▸ GIVEN PROBLEM:
Return the lines where the word "两个意见" occurs.

▸ INPUT DATA:
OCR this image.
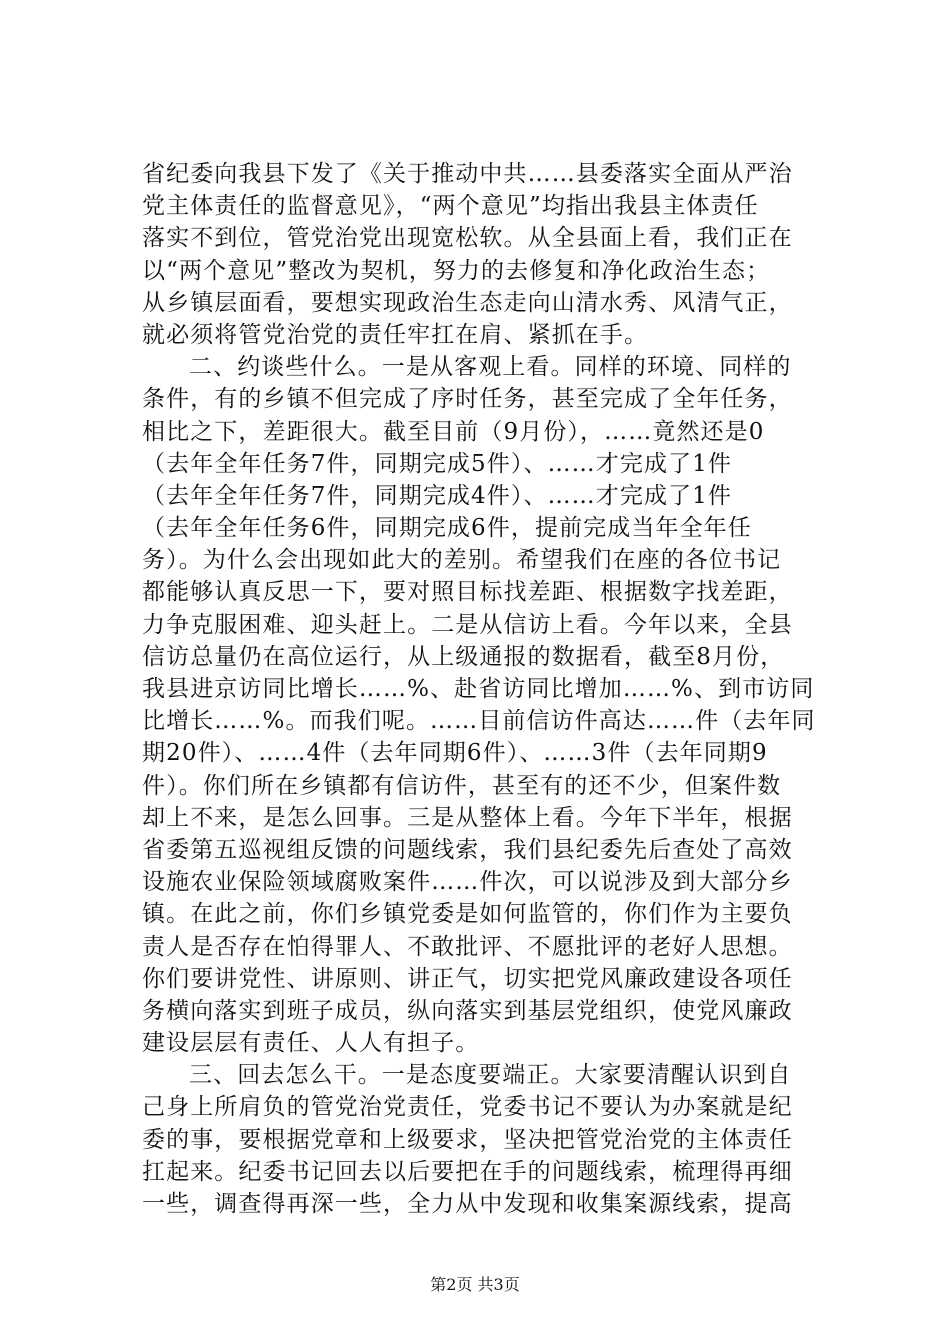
省纪委向我县下发了《关于推动中共……县委落实全面从严治
党主体责任的监督意见》，“两个意见”均指出我县主体责任
落实不到位，管党治党出现宽松软。从全县面上看，我们正在
以“两个意见”整改为契机，努力的去修复和净化政治生态；
从乡镇层面看，要想实现政治生态走向山清水秀、风清气正，
就必须将管党治党的责任牢扛在肩、紧抓在手。
二、约谈些什么。一是从客观上看。同样的环境、同样的
条件，有的乡镇不但完成了序时任务，甚至完成了全年任务，
相比之下，差距很大。截至目前（9月份），……竟然还是0
（去年全年任务7件，同期完成5件）、……才完成了1件
（去年全年任务7件，同期完成4件）、……才完成了1件
（去年全年任务6件，同期完成6件，提前完成当年全年任
务）。为什么会出现如此大的差别。希望我们在座的各位书记
都能够认真反思一下，要对照目标找差距、根据数字找差距，
力争克服困难、迎头赶上。二是从信访上看。今年以来，全县
信访总量仍在高位运行，从上级通报的数据看，截至8月份，
我县进京访同比增长……%、赴省访同比增加……%、到市访同
比增长……%。而我们呢。……目前信访件高达……件（去年同
期20件）、……4件（去年同期6件）、……3件（去年同期9
件）。你们所在乡镇都有信访件，甚至有的还不少，但案件数
却上不来，是怎么回事。三是从整体上看。今年下半年，根据
省委第五巡视组反馈的问题线索，我们县纪委先后查处了高效
设施农业保险领域腐败案件……件次，可以说涉及到大部分乡
镇。在此之前，你们乡镇党委是如何监管的，你们作为主要负
责人是否存在怕得罪人、不敢批评、不愿批评的老好人思想。
你们要讲党性、讲原则、讲正气，切实把党风廉政建设各项任
务横向落实到班子成员，纵向落实到基层党组织，使党风廉政
建设层层有责任、人人有担子。
三、回去怎么干。一是态度要端正。大家要清醒认识到自
己身上所肩负的管党治党责任，党委书记不要认为办案就是纪
委的事，要根据党章和上级要求，坚决把管党治党的主体责任
扛起来。纪委书记回去以后要把在手的问题线索，梳理得再细
一些，调查得再深一些，全力从中发现和收集案源线索，提高
第2页 共3页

▸ THE COMPLETED TASK:
党主体责任的监督意见》，“两个意见”均指出我县主体责任
以“两个意见”整改为契机，努力的去修复和净化政治生态；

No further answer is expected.